--- Exercise details ---
Locate every line in the material below that has the word "time". Copy each of those lines.

- - -

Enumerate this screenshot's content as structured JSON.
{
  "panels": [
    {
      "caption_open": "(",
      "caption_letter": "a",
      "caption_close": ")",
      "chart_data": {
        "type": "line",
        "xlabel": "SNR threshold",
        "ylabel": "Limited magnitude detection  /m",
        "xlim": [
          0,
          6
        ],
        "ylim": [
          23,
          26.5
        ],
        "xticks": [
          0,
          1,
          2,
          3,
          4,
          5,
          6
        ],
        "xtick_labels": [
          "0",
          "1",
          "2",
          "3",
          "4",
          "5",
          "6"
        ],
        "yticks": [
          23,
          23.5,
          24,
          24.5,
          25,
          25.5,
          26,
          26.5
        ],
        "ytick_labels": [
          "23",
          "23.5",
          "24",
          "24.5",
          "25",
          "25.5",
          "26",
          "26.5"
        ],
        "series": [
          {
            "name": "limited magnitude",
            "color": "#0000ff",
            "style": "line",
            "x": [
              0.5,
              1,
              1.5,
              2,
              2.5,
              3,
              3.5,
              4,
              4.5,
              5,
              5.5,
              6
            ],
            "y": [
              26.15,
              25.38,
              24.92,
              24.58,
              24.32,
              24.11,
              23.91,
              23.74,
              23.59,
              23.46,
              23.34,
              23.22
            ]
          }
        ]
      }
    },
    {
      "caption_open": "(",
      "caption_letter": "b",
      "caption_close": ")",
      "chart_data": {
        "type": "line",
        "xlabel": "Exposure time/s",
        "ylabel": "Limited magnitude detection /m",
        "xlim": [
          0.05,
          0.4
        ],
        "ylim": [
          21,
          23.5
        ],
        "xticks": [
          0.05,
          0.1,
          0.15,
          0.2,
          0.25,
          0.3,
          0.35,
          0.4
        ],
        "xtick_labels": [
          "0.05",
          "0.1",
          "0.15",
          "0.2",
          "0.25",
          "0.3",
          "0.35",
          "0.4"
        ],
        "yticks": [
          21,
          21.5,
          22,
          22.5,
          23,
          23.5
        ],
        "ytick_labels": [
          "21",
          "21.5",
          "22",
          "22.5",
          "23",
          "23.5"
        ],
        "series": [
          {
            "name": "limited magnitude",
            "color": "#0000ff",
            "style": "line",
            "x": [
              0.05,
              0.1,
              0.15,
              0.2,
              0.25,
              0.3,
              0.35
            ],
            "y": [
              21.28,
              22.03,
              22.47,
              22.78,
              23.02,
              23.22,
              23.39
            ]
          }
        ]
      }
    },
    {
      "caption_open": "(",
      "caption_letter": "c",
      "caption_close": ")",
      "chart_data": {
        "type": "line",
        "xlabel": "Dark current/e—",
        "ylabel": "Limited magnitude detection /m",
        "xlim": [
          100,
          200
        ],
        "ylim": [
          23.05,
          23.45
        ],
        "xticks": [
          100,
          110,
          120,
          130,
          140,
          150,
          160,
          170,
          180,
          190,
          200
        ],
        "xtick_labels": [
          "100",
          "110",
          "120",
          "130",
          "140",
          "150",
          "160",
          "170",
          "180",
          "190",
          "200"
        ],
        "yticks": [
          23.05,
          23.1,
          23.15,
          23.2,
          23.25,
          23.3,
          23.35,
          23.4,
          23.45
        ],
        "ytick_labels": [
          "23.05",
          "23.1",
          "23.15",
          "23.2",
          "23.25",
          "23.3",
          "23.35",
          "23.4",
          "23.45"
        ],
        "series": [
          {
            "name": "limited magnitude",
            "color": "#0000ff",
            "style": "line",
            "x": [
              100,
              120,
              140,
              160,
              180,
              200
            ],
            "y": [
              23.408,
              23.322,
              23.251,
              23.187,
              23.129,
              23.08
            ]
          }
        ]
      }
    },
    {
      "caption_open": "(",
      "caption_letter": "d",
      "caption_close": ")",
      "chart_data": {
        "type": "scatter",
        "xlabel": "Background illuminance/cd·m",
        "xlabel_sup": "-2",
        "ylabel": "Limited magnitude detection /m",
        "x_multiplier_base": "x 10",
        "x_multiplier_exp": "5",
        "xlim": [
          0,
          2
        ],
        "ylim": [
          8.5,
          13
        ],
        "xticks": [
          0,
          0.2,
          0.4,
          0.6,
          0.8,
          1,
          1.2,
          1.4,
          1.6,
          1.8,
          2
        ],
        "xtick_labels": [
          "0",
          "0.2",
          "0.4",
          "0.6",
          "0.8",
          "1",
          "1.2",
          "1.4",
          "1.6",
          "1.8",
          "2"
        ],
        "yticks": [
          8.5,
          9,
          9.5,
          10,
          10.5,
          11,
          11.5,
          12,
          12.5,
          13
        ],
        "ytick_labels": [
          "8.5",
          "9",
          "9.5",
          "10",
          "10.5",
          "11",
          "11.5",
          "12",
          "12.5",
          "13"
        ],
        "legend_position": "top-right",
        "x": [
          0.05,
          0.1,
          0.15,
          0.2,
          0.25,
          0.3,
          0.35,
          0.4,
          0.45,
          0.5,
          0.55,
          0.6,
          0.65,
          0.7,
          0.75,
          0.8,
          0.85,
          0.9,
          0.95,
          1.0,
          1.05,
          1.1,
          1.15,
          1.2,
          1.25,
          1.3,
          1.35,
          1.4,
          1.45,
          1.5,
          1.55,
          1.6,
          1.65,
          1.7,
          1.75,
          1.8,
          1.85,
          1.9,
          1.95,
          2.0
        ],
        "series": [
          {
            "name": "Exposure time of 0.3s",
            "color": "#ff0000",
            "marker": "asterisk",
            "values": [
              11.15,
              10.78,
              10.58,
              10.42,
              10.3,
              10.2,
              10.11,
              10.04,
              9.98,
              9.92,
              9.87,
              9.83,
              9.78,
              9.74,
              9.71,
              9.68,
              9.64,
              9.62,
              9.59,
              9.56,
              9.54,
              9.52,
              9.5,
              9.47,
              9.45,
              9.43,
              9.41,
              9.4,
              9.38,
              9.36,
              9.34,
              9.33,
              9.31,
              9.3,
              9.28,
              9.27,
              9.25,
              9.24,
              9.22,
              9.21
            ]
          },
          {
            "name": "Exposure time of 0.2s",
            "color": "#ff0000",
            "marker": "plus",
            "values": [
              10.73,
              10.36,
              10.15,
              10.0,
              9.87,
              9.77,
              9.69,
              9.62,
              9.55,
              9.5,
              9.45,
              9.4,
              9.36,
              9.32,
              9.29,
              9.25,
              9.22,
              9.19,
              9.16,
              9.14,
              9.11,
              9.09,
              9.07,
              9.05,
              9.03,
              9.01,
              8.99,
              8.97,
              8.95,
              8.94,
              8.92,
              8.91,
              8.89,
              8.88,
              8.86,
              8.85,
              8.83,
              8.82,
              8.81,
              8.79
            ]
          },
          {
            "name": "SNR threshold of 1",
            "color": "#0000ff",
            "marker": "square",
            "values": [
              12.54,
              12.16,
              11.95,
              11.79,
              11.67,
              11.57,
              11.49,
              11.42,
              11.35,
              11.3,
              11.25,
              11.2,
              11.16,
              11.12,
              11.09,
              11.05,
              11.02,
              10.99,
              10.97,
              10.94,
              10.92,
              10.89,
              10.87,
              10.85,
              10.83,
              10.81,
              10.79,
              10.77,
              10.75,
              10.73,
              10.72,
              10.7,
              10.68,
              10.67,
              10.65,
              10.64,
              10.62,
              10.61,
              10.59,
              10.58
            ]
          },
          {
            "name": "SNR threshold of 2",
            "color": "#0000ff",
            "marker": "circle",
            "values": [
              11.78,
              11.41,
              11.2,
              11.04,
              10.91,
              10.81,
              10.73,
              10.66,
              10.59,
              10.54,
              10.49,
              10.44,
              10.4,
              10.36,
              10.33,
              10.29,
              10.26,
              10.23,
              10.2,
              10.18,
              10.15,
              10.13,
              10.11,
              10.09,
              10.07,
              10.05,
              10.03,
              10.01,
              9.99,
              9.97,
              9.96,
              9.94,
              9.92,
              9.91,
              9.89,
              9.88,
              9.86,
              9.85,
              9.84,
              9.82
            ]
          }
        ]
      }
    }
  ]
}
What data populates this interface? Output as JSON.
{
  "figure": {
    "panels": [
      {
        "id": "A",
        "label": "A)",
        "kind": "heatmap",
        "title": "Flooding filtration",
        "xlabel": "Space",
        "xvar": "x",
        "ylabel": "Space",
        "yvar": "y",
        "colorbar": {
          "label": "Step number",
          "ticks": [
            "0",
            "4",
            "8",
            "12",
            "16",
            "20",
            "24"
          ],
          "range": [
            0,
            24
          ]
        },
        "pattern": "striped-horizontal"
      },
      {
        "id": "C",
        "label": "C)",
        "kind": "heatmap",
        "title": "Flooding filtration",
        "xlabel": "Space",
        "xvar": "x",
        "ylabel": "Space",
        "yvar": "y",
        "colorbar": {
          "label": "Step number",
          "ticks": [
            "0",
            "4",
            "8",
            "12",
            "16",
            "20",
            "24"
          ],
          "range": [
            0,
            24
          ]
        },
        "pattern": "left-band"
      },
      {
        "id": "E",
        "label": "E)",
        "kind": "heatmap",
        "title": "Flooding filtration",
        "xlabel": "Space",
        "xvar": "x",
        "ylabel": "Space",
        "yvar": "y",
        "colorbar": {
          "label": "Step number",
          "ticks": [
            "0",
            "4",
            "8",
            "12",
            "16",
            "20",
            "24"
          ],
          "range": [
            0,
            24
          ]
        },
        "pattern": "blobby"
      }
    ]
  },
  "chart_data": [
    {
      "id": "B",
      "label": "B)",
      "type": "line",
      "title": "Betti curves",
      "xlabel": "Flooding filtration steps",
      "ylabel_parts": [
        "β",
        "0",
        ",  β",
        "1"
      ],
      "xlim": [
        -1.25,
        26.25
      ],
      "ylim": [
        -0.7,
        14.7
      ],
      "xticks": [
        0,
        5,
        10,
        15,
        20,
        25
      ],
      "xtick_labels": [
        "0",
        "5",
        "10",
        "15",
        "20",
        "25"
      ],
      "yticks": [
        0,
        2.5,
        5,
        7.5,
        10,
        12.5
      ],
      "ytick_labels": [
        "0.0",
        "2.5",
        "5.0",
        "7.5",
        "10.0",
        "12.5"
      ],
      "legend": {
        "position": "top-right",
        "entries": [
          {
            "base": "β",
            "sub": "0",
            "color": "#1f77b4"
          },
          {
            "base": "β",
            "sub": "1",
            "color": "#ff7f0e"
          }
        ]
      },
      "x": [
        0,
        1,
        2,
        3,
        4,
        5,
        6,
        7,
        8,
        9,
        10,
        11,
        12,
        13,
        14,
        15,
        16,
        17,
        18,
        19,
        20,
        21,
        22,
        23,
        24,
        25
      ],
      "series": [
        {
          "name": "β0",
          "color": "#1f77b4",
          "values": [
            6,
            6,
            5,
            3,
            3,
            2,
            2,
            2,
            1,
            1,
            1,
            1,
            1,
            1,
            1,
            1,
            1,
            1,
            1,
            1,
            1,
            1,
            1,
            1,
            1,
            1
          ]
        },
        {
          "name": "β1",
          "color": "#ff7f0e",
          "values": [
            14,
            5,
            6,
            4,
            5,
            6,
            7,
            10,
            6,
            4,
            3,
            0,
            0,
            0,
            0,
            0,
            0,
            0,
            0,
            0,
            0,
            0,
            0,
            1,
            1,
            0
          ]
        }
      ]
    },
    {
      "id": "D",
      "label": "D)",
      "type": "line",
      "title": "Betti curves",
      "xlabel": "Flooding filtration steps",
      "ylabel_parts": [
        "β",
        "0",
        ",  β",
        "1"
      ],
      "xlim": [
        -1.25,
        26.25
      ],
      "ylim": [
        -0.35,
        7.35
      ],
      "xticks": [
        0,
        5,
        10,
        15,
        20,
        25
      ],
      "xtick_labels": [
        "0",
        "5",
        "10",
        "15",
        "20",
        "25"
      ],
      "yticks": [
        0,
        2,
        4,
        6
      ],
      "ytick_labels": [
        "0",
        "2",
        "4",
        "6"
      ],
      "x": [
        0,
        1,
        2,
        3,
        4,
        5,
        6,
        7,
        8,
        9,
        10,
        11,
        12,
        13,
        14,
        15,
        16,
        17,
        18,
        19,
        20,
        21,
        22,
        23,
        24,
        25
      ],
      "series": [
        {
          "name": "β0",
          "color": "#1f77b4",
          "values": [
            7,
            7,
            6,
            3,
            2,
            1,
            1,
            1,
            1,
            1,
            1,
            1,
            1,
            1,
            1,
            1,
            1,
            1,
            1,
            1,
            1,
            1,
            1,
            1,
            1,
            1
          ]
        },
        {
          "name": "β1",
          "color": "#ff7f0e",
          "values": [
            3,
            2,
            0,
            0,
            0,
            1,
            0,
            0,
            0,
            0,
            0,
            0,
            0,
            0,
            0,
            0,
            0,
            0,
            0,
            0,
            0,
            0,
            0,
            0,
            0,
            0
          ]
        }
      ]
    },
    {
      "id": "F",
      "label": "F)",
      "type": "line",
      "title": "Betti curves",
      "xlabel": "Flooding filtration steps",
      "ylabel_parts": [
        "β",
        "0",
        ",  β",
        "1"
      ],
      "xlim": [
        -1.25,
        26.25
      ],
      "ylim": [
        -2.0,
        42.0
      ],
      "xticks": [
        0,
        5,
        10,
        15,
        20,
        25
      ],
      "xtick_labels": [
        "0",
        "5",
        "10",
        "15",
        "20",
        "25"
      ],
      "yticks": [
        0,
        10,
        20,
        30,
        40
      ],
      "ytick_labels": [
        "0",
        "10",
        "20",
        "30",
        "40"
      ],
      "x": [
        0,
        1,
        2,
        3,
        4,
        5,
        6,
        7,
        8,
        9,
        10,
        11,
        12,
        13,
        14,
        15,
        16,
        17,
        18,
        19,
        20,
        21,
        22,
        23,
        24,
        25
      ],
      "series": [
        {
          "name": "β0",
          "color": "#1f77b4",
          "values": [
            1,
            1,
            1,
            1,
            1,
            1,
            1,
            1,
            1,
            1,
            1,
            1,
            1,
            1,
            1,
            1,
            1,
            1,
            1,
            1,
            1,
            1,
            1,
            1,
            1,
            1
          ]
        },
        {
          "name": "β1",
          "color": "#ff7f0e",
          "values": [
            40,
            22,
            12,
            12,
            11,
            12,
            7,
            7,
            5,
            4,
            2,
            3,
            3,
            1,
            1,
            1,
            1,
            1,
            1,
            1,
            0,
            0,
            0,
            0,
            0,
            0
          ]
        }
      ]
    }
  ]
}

- - -

--- The completed task ---
        "xlabel": "Exposure time/s",
            "name": "Exposure time of 0.3s",
            "name": "Exposure time of 0.2s",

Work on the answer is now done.